REQUIREMENTS — Please copy all the lines that follow, word for word.

RECORD SET —
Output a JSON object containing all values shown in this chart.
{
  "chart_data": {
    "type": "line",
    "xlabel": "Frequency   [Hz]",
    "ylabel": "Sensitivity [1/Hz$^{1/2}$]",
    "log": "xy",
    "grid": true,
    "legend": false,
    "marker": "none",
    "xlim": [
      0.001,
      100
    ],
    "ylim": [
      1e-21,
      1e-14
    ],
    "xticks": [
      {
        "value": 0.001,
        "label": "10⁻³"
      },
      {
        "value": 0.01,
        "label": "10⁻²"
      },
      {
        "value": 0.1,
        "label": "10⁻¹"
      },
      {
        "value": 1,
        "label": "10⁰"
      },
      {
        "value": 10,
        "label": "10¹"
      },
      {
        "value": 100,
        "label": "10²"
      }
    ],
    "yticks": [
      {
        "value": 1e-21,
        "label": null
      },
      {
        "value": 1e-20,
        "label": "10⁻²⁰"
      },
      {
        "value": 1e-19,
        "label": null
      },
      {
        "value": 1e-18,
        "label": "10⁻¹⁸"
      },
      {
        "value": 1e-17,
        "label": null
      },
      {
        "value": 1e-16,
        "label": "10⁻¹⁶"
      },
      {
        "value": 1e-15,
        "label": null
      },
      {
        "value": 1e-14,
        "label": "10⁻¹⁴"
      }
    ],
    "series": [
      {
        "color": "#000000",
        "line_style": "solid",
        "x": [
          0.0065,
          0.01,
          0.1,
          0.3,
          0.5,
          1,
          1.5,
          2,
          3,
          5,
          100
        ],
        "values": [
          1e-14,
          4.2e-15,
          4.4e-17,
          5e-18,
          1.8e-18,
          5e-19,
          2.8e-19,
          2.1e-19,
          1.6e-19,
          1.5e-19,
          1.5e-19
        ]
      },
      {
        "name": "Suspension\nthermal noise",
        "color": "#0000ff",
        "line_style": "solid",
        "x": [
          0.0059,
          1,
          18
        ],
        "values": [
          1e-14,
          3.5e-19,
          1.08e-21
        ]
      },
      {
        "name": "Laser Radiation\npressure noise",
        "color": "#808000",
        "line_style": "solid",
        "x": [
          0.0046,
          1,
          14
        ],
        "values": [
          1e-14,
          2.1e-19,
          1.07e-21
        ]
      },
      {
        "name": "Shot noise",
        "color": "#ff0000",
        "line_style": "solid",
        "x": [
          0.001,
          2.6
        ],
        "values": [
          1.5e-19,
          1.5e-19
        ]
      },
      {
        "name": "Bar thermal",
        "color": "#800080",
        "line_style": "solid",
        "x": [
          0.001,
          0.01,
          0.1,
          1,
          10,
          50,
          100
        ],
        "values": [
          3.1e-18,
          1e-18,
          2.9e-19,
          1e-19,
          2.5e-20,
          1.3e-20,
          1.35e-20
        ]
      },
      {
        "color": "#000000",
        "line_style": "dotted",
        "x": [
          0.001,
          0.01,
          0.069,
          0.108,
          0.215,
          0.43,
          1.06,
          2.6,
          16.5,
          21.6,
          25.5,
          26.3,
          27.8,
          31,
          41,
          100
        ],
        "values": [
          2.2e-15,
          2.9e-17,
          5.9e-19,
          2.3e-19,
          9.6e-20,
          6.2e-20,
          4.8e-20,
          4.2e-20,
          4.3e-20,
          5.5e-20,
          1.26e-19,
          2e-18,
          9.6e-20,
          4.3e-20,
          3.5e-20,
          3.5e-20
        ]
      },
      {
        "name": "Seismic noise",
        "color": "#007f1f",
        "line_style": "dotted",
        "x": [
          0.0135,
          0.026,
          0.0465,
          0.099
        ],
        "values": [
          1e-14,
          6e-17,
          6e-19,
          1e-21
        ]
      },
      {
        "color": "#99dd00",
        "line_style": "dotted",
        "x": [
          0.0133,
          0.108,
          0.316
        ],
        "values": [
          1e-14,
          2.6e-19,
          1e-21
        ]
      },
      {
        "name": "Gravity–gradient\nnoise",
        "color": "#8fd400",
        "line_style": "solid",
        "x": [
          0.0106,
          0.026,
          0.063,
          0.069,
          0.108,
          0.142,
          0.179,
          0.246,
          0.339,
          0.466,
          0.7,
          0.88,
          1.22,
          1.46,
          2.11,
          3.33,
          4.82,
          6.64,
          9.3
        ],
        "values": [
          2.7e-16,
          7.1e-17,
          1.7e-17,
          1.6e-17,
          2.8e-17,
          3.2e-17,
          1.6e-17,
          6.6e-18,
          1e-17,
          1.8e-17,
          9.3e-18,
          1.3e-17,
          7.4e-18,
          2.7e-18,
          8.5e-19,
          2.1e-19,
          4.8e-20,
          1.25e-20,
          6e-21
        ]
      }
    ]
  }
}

RESPONSE TO THE EXERCISE —
Output a JSON object containing all values shown in this chart.
{
  "chart_data": {
    "type": "line",
    "xlabel": "Frequency   [Hz]",
    "ylabel": "Sensitivity [1/Hz$^{1/2}$]",
    "log": "xy",
    "grid": true,
    "legend": false,
    "marker": "none",
    "xlim": [
      0.001,
      100
    ],
    "ylim": [
      1e-21,
      1e-14
    ],
    "xticks": [
      {
        "value": 0.001,
        "label": "10⁻³"
      },
      {
        "value": 0.01,
        "label": "10⁻²"
      },
      {
        "value": 0.1,
        "label": "10⁻¹"
      },
      {
        "value": 1,
        "label": "10⁰"
      },
      {
        "value": 10,
        "label": "10¹"
      },
      {
        "value": 100,
        "label": "10²"
      }
    ],
    "yticks": [
      {
        "value": 1e-21,
        "label": null
      },
      {
        "value": 1e-20,
        "label": "10⁻²⁰"
      },
      {
        "value": 1e-19,
        "label": null
      },
      {
        "value": 1e-18,
        "label": "10⁻¹⁸"
      },
      {
        "value": 1e-17,
        "label": null
      },
      {
        "value": 1e-16,
        "label": "10⁻¹⁶"
      },
      {
        "value": 1e-15,
        "label": null
      },
      {
        "value": 1e-14,
        "label": "10⁻¹⁴"
      }
    ],
    "series": [
      {
        "color": "#000000",
        "line_style": "solid",
        "x": [
          0.0065,
          0.01,
          0.1,
          0.3,
          0.5,
          1,
          1.5,
          2,
          3,
          5,
          100
        ],
        "values": [
          1e-14,
          4.2e-15,
          4.4e-17,
          5e-18,
          1.8e-18,
          5e-19,
          2.8e-19,
          2.1e-19,
          1.6e-19,
          1.5e-19,
          1.5e-19
        ]
      },
      {
        "name": "Suspension\nthermal noise",
        "color": "#0000ff",
        "line_style": "solid",
        "x": [
          0.0059,
          1,
          18
        ],
        "values": [
          1e-14,
          3.5e-19,
          1.08e-21
        ]
      },
      {
        "name": "Laser Radiation\npressure noise",
        "color": "#808000",
        "line_style": "solid",
        "x": [
          0.0046,
          1,
          14
        ],
        "values": [
          1e-14,
          2.1e-19,
          1.07e-21
        ]
      },
      {
        "name": "Shot noise",
        "color": "#ff0000",
        "line_style": "solid",
        "x": [
          0.001,
          2.6
        ],
        "values": [
          1.5e-19,
          1.5e-19
        ]
      },
      {
        "name": "Bar thermal",
        "color": "#800080",
        "line_style": "solid",
        "x": [
          0.001,
          0.01,
          0.1,
          1,
          10,
          50,
          100
        ],
        "values": [
          3.1e-18,
          1e-18,
          2.9e-19,
          1e-19,
          2.5e-20,
          1.3e-20,
          1.35e-20
        ]
      },
      {
        "color": "#000000",
        "line_style": "dotted",
        "x": [
          0.001,
          0.01,
          0.069,
          0.108,
          0.215,
          0.43,
          1.06,
          2.6,
          16.5,
          21.6,
          25.5,
          26.3,
          27.8,
          31,
          41,
          100
        ],
        "values": [
          2.2e-15,
          2.9e-17,
          5.9e-19,
          2.3e-19,
          9.6e-20,
          6.2e-20,
          4.8e-20,
          4.2e-20,
          4.3e-20,
          5.5e-20,
          1.26e-19,
          2e-18,
          9.6e-20,
          4.3e-20,
          3.5e-20,
          3.5e-20
        ]
      },
      {
        "name": "Seismic noise",
        "color": "#007f1f",
        "line_style": "dotted",
        "x": [
          0.0135,
          0.026,
          0.0465,
          0.099
        ],
        "values": [
          1e-14,
          6e-17,
          6e-19,
          1e-21
        ]
      },
      {
        "color": "#99dd00",
        "line_style": "dotted",
        "x": [
          0.0133,
          0.108,
          0.316
        ],
        "values": [
          1e-14,
          2.6e-19,
          1e-21
        ]
      },
      {
        "name": "Gravity–gradient\nnoise",
        "color": "#8fd400",
        "line_style": "solid",
        "x": [
          0.0106,
          0.026,
          0.063,
          0.069,
          0.108,
          0.142,
          0.179,
          0.246,
          0.339,
          0.466,
          0.7,
          0.88,
          1.22,
          1.46,
          2.11,
          3.33,
          4.82,
          6.64,
          9.3
        ],
        "values": [
          2.7e-16,
          7.1e-17,
          1.7e-17,
          1.6e-17,
          2.8e-17,
          3.2e-17,
          1.6e-17,
          6.6e-18,
          1e-17,
          1.8e-17,
          9.3e-18,
          1.3e-17,
          7.4e-18,
          2.7e-18,
          8.5e-19,
          2.1e-19,
          4.8e-20,
          1.25e-20,
          6e-21
        ]
      }
    ]
  }
}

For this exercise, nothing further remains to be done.